>> begin

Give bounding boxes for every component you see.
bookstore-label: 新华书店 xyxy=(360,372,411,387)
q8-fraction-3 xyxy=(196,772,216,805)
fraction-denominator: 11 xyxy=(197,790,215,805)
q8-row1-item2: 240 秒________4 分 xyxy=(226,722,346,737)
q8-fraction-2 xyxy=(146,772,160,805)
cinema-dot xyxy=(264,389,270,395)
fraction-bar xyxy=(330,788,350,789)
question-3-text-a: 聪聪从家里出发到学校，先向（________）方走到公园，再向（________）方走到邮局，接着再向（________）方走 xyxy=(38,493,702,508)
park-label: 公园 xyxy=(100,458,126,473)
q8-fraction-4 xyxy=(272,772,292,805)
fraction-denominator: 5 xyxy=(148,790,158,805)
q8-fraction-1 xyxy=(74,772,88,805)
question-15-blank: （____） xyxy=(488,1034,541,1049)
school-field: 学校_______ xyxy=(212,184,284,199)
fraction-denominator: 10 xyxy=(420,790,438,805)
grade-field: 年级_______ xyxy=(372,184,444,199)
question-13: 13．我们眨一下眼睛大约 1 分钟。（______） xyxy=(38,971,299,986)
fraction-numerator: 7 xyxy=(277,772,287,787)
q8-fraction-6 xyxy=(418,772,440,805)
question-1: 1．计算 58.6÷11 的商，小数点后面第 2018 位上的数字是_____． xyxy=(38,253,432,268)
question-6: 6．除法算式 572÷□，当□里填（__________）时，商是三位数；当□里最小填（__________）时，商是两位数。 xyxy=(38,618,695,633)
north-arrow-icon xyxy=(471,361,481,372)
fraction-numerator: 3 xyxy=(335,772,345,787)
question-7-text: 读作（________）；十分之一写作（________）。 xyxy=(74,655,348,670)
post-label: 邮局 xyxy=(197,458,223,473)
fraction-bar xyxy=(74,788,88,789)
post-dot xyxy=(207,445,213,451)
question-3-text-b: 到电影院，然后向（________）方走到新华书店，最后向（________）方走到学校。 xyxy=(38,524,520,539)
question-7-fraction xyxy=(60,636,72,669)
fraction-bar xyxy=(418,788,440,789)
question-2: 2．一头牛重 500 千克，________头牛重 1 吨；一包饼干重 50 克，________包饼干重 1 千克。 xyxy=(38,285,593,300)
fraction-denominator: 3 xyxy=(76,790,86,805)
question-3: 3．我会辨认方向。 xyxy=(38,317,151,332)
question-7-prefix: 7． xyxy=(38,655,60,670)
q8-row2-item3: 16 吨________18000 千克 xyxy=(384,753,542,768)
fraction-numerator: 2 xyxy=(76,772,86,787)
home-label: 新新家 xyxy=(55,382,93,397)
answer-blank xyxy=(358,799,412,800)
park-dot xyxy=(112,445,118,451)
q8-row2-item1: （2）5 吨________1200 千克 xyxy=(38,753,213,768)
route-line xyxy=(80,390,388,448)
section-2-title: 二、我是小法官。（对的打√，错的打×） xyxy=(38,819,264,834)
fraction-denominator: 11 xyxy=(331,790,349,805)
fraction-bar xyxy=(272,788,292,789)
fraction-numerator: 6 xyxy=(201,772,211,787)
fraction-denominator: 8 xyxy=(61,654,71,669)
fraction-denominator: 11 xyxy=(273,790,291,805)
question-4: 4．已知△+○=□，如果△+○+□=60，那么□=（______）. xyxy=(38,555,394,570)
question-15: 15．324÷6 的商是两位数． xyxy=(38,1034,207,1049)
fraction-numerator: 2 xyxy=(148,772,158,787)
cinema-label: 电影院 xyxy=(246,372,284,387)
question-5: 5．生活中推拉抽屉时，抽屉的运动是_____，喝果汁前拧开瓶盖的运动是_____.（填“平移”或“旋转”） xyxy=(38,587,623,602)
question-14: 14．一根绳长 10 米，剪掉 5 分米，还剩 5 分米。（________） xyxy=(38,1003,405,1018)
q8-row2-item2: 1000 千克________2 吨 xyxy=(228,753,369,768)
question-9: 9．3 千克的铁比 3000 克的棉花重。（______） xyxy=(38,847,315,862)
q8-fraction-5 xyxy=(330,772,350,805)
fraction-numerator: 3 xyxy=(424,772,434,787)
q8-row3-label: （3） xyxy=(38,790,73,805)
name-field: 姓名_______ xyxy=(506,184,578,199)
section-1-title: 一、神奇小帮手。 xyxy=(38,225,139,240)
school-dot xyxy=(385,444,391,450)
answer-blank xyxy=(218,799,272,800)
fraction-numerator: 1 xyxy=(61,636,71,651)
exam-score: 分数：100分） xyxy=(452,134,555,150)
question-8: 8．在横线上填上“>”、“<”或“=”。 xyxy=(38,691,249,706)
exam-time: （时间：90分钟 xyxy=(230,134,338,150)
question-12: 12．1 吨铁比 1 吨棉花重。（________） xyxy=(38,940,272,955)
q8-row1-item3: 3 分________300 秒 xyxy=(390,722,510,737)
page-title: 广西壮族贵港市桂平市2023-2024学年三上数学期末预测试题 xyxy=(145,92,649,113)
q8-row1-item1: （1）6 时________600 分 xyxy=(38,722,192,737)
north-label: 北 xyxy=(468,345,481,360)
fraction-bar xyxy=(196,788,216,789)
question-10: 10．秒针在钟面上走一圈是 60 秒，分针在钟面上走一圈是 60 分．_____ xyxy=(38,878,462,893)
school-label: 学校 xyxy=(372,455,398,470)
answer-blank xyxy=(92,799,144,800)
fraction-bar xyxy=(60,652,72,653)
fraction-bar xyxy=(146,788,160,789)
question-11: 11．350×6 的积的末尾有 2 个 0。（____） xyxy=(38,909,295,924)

>> end

**Requirements**
Find each line in the items above that contains the word "label", and copy every such line in full.

**Expected output**
bookstore-label: 新华书店 xyxy=(360,372,411,387)
park-label: 公园 xyxy=(100,458,126,473)
post-label: 邮局 xyxy=(197,458,223,473)
home-label: 新新家 xyxy=(55,382,93,397)
cinema-label: 电影院 xyxy=(246,372,284,387)
q8-row3-label: （3） xyxy=(38,790,73,805)
north-label: 北 xyxy=(468,345,481,360)
school-label: 学校 xyxy=(372,455,398,470)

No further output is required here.